Exercise directions: Wherever the string "this" appears in the listing, copy that line.

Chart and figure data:

--*--

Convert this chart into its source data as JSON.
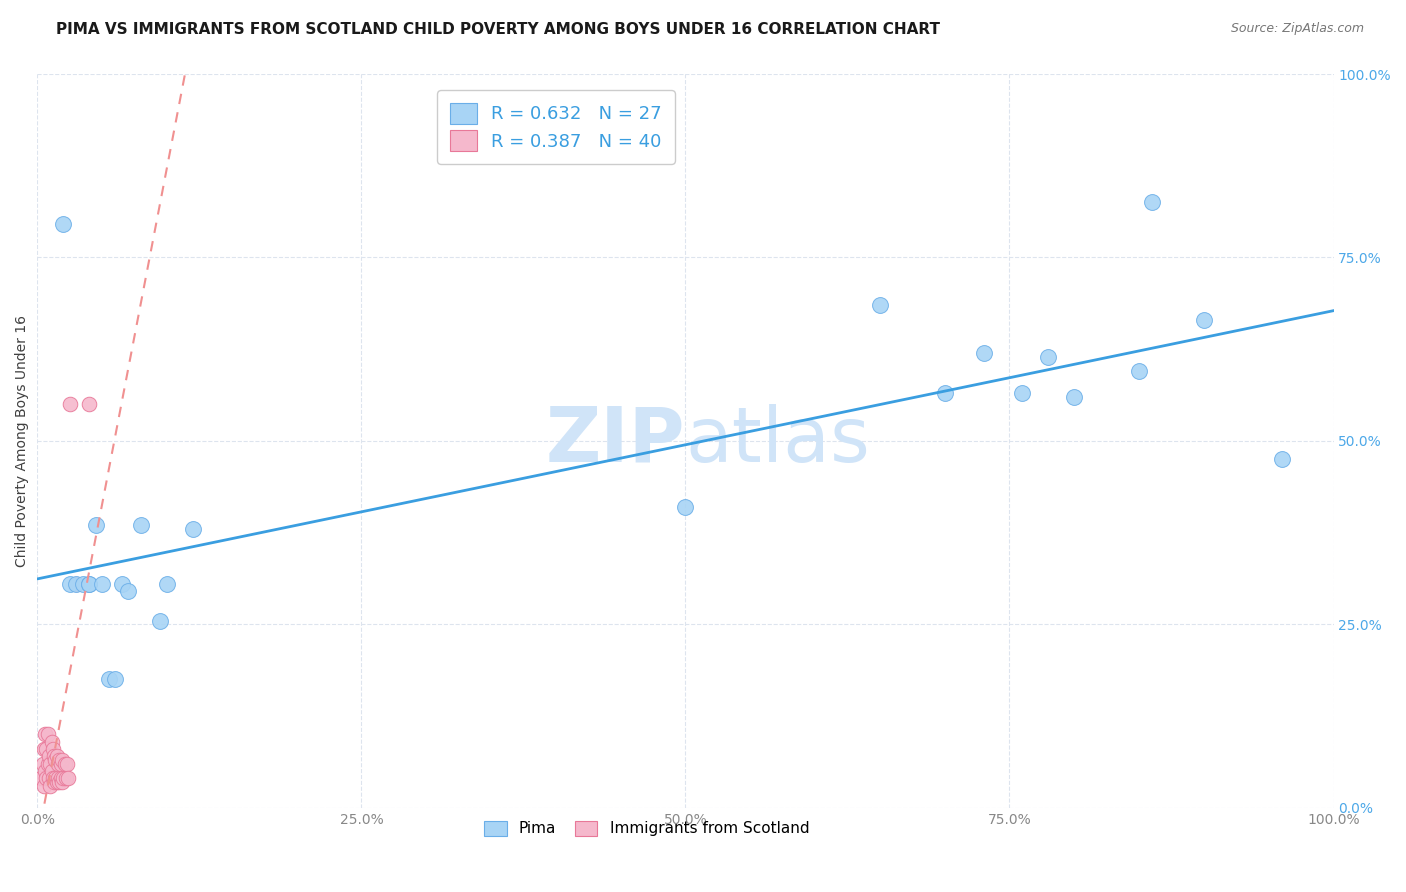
{
  "title": "PIMA VS IMMIGRANTS FROM SCOTLAND CHILD POVERTY AMONG BOYS UNDER 16 CORRELATION CHART",
  "source": "Source: ZipAtlas.com",
  "ylabel": "Child Poverty Among Boys Under 16",
  "xlim": [
    0.0,
    1.0
  ],
  "ylim": [
    0.0,
    1.0
  ],
  "xticks": [
    0.0,
    0.25,
    0.5,
    0.75,
    1.0
  ],
  "yticks": [
    0.0,
    0.25,
    0.5,
    0.75,
    1.0
  ],
  "pima_R": 0.632,
  "pima_N": 27,
  "scotland_R": 0.387,
  "scotland_N": 40,
  "pima_color": "#a8d4f5",
  "pima_edge_color": "#6aaee8",
  "scotland_color": "#f5b8cc",
  "scotland_edge_color": "#e87898",
  "trendline_pima_color": "#3a9ee0",
  "trendline_scotland_color": "#f09090",
  "watermark_color": "#d0e4f8",
  "legend_fontsize": 13,
  "title_fontsize": 11,
  "axis_label_fontsize": 10,
  "tick_fontsize": 10,
  "right_tick_color": "#4da8e8",
  "pima_x": [
    0.02,
    0.025,
    0.03,
    0.035,
    0.04,
    0.04,
    0.045,
    0.05,
    0.055,
    0.06,
    0.065,
    0.07,
    0.08,
    0.095,
    0.1,
    0.12,
    0.5,
    0.65,
    0.7,
    0.73,
    0.76,
    0.78,
    0.8,
    0.85,
    0.86,
    0.9,
    0.96
  ],
  "pima_y": [
    0.795,
    0.305,
    0.305,
    0.305,
    0.305,
    0.305,
    0.385,
    0.305,
    0.175,
    0.175,
    0.305,
    0.295,
    0.385,
    0.255,
    0.305,
    0.38,
    0.41,
    0.685,
    0.565,
    0.62,
    0.565,
    0.615,
    0.56,
    0.595,
    0.825,
    0.665,
    0.475
  ],
  "scotland_x": [
    0.003,
    0.004,
    0.005,
    0.005,
    0.006,
    0.006,
    0.007,
    0.007,
    0.008,
    0.008,
    0.009,
    0.009,
    0.01,
    0.01,
    0.011,
    0.011,
    0.012,
    0.012,
    0.013,
    0.013,
    0.014,
    0.014,
    0.015,
    0.015,
    0.016,
    0.016,
    0.017,
    0.017,
    0.018,
    0.018,
    0.019,
    0.019,
    0.02,
    0.021,
    0.022,
    0.023,
    0.024,
    0.025,
    0.03,
    0.04
  ],
  "scotland_y": [
    0.04,
    0.06,
    0.03,
    0.08,
    0.05,
    0.1,
    0.04,
    0.08,
    0.06,
    0.1,
    0.04,
    0.07,
    0.03,
    0.06,
    0.05,
    0.09,
    0.04,
    0.08,
    0.035,
    0.07,
    0.04,
    0.065,
    0.035,
    0.07,
    0.04,
    0.06,
    0.035,
    0.065,
    0.04,
    0.06,
    0.035,
    0.065,
    0.04,
    0.06,
    0.04,
    0.06,
    0.04,
    0.55,
    0.305,
    0.55
  ],
  "bg_color": "#ffffff",
  "grid_color": "#dde4ee"
}
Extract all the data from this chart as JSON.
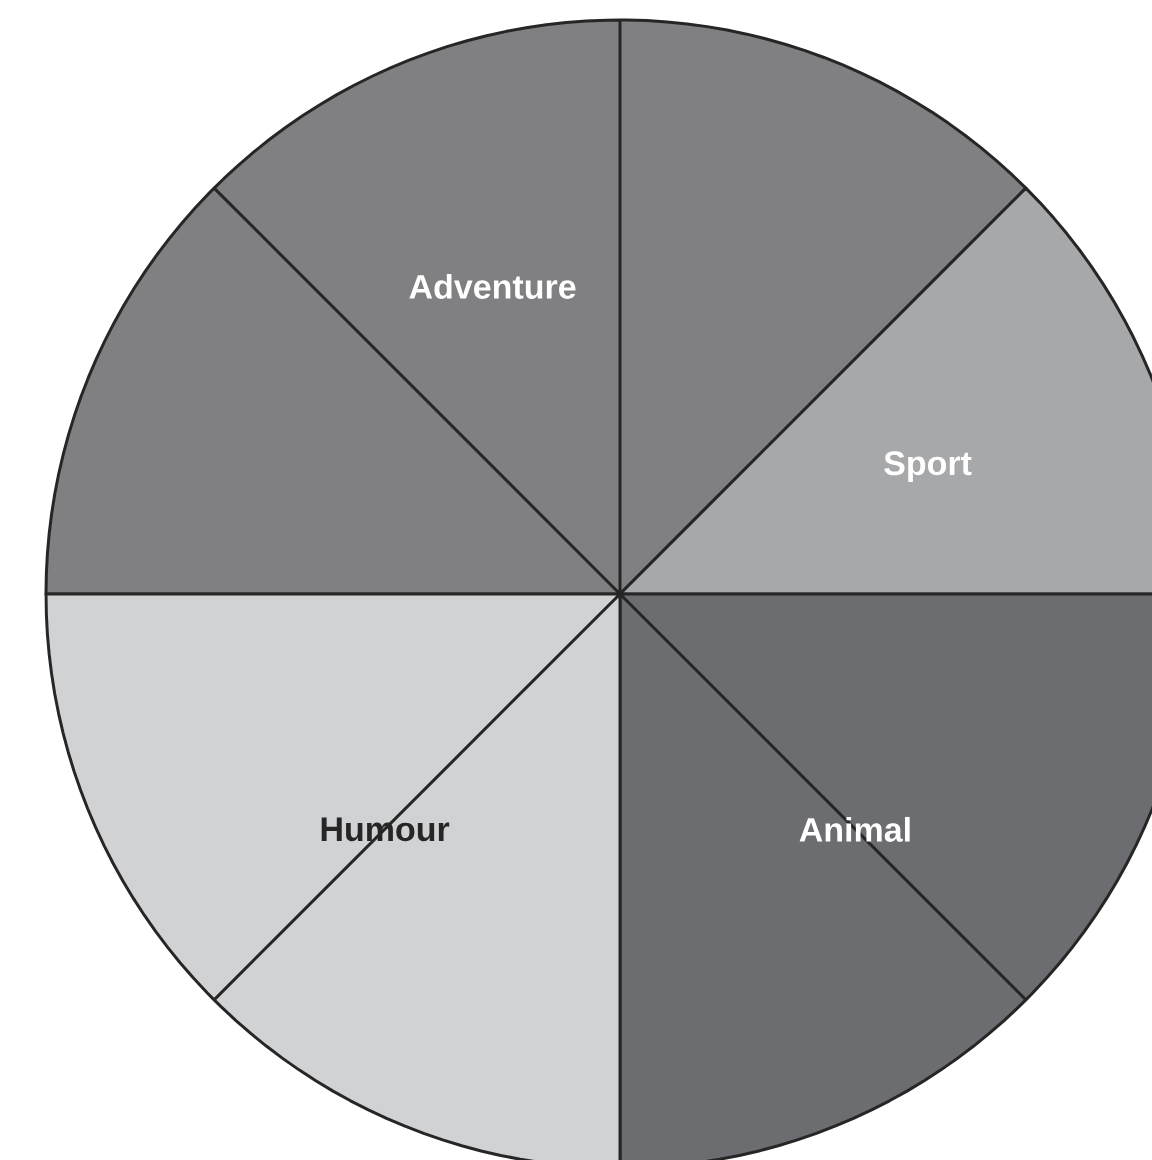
{
  "chart_data": {
    "type": "pie",
    "categories": [
      "Adventure",
      "Sport",
      "Animal",
      "Humour"
    ],
    "values": [
      37.5,
      12.5,
      25,
      25
    ],
    "colors": [
      "#808083",
      "#a7a8aa",
      "#6c6d70",
      "#d1d2d4"
    ],
    "grid": true
  }
}
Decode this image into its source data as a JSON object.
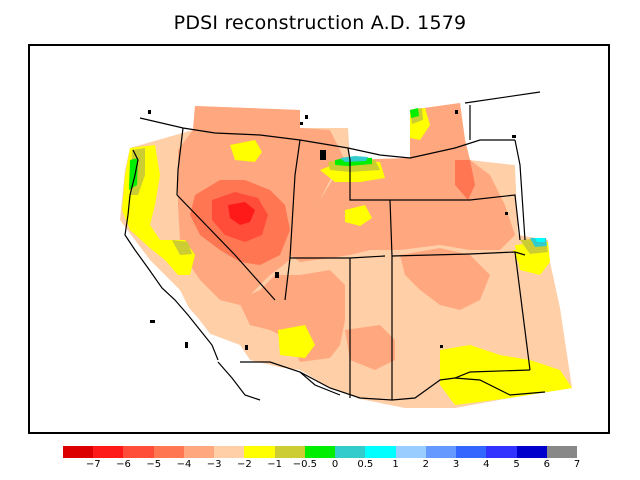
{
  "title": "PDSI reconstruction A.D. 1579",
  "colorbar": {
    "colors": [
      "#dd0000",
      "#ff1a1a",
      "#ff4d3a",
      "#ff7752",
      "#ffa77f",
      "#ffcfa8",
      "#ffff00",
      "#cccc33",
      "#00ee00",
      "#33cccc",
      "#00ffff",
      "#99ccff",
      "#6699ff",
      "#3366ff",
      "#3333ff",
      "#0000cc",
      "#888888"
    ],
    "labels": [
      "−7",
      "−6",
      "−5",
      "−4",
      "−3",
      "−2",
      "−1",
      "−0.5",
      "0",
      "0.5",
      "1",
      "2",
      "3",
      "4",
      "5",
      "6",
      "7"
    ]
  },
  "map": {
    "region": "western United States",
    "palette": {
      "dark_red": "#ff1a1a",
      "red": "#ff4d3a",
      "dark_orange": "#ff7752",
      "orange": "#ffa77f",
      "peach": "#ffcfa8",
      "yellow": "#ffff00",
      "olive": "#cccc33",
      "green": "#00ee00",
      "teal": "#33cccc",
      "cyan": "#00ffff"
    }
  }
}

--*--

Output below:
Convert this chart into its source data as JSON.
Extract all the data from this chart as JSON.
Decode this image into its source data as a JSON object.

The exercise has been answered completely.